### Exercise task A
Set down everything from "- First leader: Zoltán" down to "by: Patriotic Electoral Coalition (HVK)" in the text about Hungary's Democratic Coalition Party, word for word.

- First leader: Zoltán Új
- Last leader: István György
- Founded: 4 August 1990
- Dissolved: 1 September 2001
- Preceded by: Patriotic Electoral Coalition (HVK)
- Ideology: Christian socialism
- Political position: Centre-left

= Democratic Coalition Party (Hungary) =

The Democratic Coalition Party (Demokrata Koalíció Párt; DKP) was a centre-left party in Hungary between 1990 and 2001.

==History==
The DKP was founded in August 1990 as the legal successor of the Patriotic Electoral Coalition (HVK). However, the party tried to distance itself from the predecessor organization. The DKP considered itself as a Christian socialist centre-left party with social democratic values. The party also placed great emphasis on the enforcement of the freedom of the press, while supporting the emergence of private farms but rejected the Independent Smallholders' Party's proposal of re-privatization. The first leader of the party was lawyer Zoltán Új, he was replaced by Sándor Forrai on 18 May 1991. Forrai died in office on 27 April 1992, so he was succeeded by István György. In February 1993, Mihály Hesz and his supporters left the party to re-establish the HVK, however the court did not recognize that step. Hesz was officially excluded from the DKP.

[Layout element entries]

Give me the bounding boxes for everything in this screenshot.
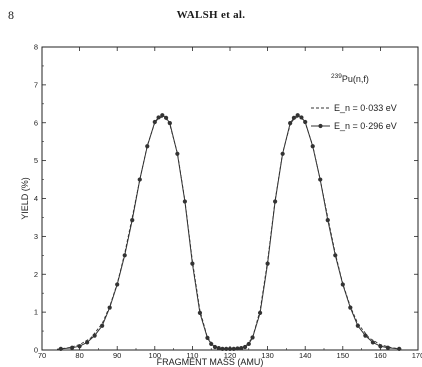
data-point [235,346,240,351]
data-point [100,323,105,328]
annotation-superscript: 239 [331,73,342,80]
x-tick-label: 80 [75,351,83,360]
data-point [137,177,142,182]
legend: 239Pu(n,f) E_n = 0·033 eV E_n = 0·296 eV [311,73,397,131]
data-point [325,217,330,223]
data-point [156,115,161,120]
data-point [58,346,63,351]
axes: 70 80 90 100 110 120 130 140 150 160 170 0 1 2 3 4 5 6 7 8 F… [20,43,422,367]
y-axis-label: YIELD (%) [20,177,30,220]
y-tick-label: 6 [34,118,38,127]
data-point [122,253,127,258]
data-point [257,310,263,315]
data-point [280,151,285,156]
page-number: 8 [8,8,14,22]
data-point [224,346,229,351]
x-axis-label: FRAGMENT MASS (AMU) [157,357,264,367]
series-line-1 [60,114,400,350]
y-tick-label: 3 [34,232,38,241]
legend-label-0: E_n = 0·033 eV [334,103,397,113]
data-point [190,261,195,266]
data-point [167,121,172,126]
y-tick-label: 5 [34,156,38,165]
data-point [130,217,135,223]
y-tick-label: 1 [34,308,38,317]
x-tick-label: 100 [149,351,162,360]
data-point [182,199,187,204]
x-tick-label: 170 [412,351,422,360]
data-point [85,340,90,345]
data-point [299,115,304,120]
data-point [355,323,360,328]
y-tick-label: 8 [34,43,38,52]
data-point [77,344,82,349]
x-tick-label: 90 [113,351,121,360]
legend-label-1: E_n = 0·296 eV [334,121,397,131]
data-point [348,305,353,310]
data-point [288,121,293,126]
x-tick-label: 150 [337,351,350,360]
data-point [163,115,169,120]
legend-marker-1 [318,123,323,129]
data-point [340,282,345,287]
data-point [291,115,297,120]
data-point [265,261,270,266]
data-point [209,341,214,347]
data-point [175,151,180,156]
x-tick-label: 140 [299,351,312,360]
data-point [107,305,112,310]
series-layer [56,113,404,351]
running-head: WALSH et al. [176,9,246,21]
data-point [205,335,210,340]
data-point [363,333,368,338]
reaction-annotation: 239Pu(n,f) [331,73,369,84]
series-line-0 [56,116,404,351]
data-point [397,346,402,351]
data-point [333,253,338,258]
data-point [231,346,236,351]
y-tick-label: 7 [34,80,38,89]
x-tick-label: 120 [224,351,237,360]
data-point [303,119,308,125]
data-point [239,346,244,351]
data-point [145,144,150,149]
data-point [385,345,391,350]
x-tick-label: 110 [186,351,198,360]
data-point [378,344,383,349]
data-point [246,341,251,347]
data-point [115,282,120,287]
y-tick-label: 2 [34,270,38,279]
data-point [92,333,97,338]
data-point [227,346,233,351]
data-point [370,340,375,345]
data-point [69,345,75,350]
annotation-label: Pu(n,f) [342,74,369,84]
data-point [220,346,225,351]
data-point [152,119,157,125]
data-point [242,344,248,350]
data-point [160,113,165,118]
data-point [310,144,315,149]
data-point [318,177,323,182]
data-point [250,335,255,340]
data-point [216,346,221,351]
plot-frame [41,46,419,351]
y-tick-label: 4 [34,194,38,203]
data-point [273,199,278,204]
x-tick-label: 130 [261,351,274,360]
data-point [295,113,300,118]
y-tick-label: 0 [34,346,38,355]
x-tick-label: 70 [38,351,46,360]
data-point [212,344,218,350]
data-point [197,310,203,315]
x-tick-label: 160 [374,351,387,360]
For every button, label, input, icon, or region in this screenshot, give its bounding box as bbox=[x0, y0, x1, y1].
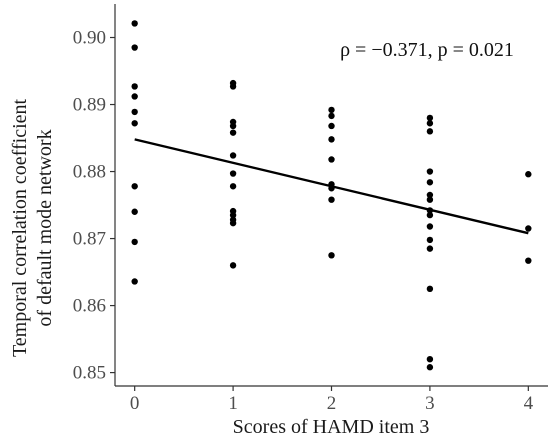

### Exercise task B
Edit the records from the line containing "data-point [235,346,240,351]" down to the line containing "data-point [239,346,244,351]" by changing "y-tick-label" to "y-axis-tick" and leaving everything else untouched. Return only those lines.

### Task solution A
- First leader: Zoltán Új
- Last leader: István György
- Founded: 4 August 1990
- Dissolved: 1 September 2001
- Preceded by: Patriotic Electoral Coalition (HVK)

### Task solution B
data-point [235,346,240,351]
data-point [100,323,105,328]
annotation-superscript: 239 [331,73,342,80]
x-tick-label: 80 [75,351,83,360]
data-point [137,177,142,182]
legend: 239Pu(n,f) E_n = 0·033 eV E_n = 0·296 eV [311,73,397,131]
data-point [325,217,330,223]
data-point [156,115,161,120]
data-point [58,346,63,351]
axes: 70 80 90 100 110 120 130 140 150 160 170 0 1 2 3 4 5 6 7 8 F… [20,43,422,367]
y-axis-label: YIELD (%) [20,177,30,220]
y-axis-tick: 6 [34,118,38,127]
data-point [122,253,127,258]
data-point [257,310,263,315]
data-point [280,151,285,156]
page-number: 8 [8,8,14,22]
data-point [224,346,229,351]
x-axis-label: FRAGMENT MASS (AMU) [157,357,264,367]
series-line-1 [60,114,400,350]
y-axis-tick: 3 [34,232,38,241]
legend-label-0: E_n = 0·033 eV [334,103,397,113]
data-point [190,261,195,266]
data-point [167,121,172,126]
y-axis-tick: 5 [34,156,38,165]
data-point [130,217,135,223]
y-axis-tick: 1 [34,308,38,317]
x-tick-label: 100 [149,351,162,360]
data-point [182,199,187,204]
x-tick-label: 170 [412,351,422,360]
data-point [85,340,90,345]
data-point [299,115,304,120]
data-point [355,323,360,328]
y-axis-tick: 8 [34,43,38,52]
data-point [77,344,82,349]
x-tick-label: 90 [113,351,121,360]
legend-label-1: E_n = 0·296 eV [334,121,397,131]
data-point [348,305,353,310]
data-point [288,121,293,126]
x-tick-label: 150 [337,351,350,360]
data-point [163,115,169,120]
legend-marker-1 [318,123,323,129]
data-point [340,282,345,287]
data-point [291,115,297,120]
data-point [265,261,270,266]
data-point [209,341,214,347]
data-point [175,151,180,156]
x-tick-label: 140 [299,351,312,360]
data-point [107,305,112,310]
series-layer [56,113,404,351]
running-head: WALSH et al. [176,9,246,21]
data-point [205,335,210,340]
data-point [363,333,368,338]
reaction-annotation: 239Pu(n,f) [331,73,369,84]
series-line-0 [56,116,404,351]
data-point [397,346,402,351]
data-point [333,253,338,258]
data-point [231,346,236,351]
y-axis-tick: 7 [34,80,38,89]
x-tick-label: 120 [224,351,237,360]
data-point [303,119,308,125]
data-point [239,346,244,351]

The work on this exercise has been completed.